§ **What you will do**:
All of the data below should be written out exactly.

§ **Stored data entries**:

------------------------------

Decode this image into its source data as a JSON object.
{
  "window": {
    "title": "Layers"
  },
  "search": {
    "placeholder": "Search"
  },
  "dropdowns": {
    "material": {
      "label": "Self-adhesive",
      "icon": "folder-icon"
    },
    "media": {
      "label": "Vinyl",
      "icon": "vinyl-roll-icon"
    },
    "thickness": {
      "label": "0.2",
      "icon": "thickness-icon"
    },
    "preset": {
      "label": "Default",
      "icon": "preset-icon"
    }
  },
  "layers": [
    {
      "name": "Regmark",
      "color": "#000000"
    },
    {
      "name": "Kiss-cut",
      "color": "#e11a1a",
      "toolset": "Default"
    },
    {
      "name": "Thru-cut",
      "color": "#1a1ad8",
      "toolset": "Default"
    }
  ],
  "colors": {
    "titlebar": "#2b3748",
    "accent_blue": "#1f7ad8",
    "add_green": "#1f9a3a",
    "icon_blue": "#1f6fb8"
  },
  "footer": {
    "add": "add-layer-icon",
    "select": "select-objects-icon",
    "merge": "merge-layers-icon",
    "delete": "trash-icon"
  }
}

------------------------------

§ **Written response**:
Decode this image into its source data as a JSON object.
{
  "window": {
    "title": "Layers"
  },
  "search": {
    "placeholder": "Search"
  },
  "dropdowns": {
    "material": {
      "label": "Self-adhesive",
      "icon": "folder-icon"
    },
    "media": {
      "label": "Vinyl",
      "icon": "vinyl-roll-icon"
    },
    "thickness": {
      "label": "0.2",
      "icon": "thickness-icon"
    },
    "preset": {
      "label": "Default",
      "icon": "preset-icon"
    }
  },
  "layers": [
    {
      "name": "Regmark",
      "color": "#000000"
    },
    {
      "name": "Kiss-cut",
      "color": "#e11a1a",
      "toolset": "Default"
    },
    {
      "name": "Thru-cut",
      "color": "#1a1ad8",
      "toolset": "Default"
    }
  ],
  "colors": {
    "titlebar": "#2b3748",
    "accent_blue": "#1f7ad8",
    "add_green": "#1f9a3a",
    "icon_blue": "#1f6fb8"
  },
  "footer": {
    "add": "add-layer-icon",
    "select": "select-objects-icon",
    "merge": "merge-layers-icon",
    "delete": "trash-icon"
  }
}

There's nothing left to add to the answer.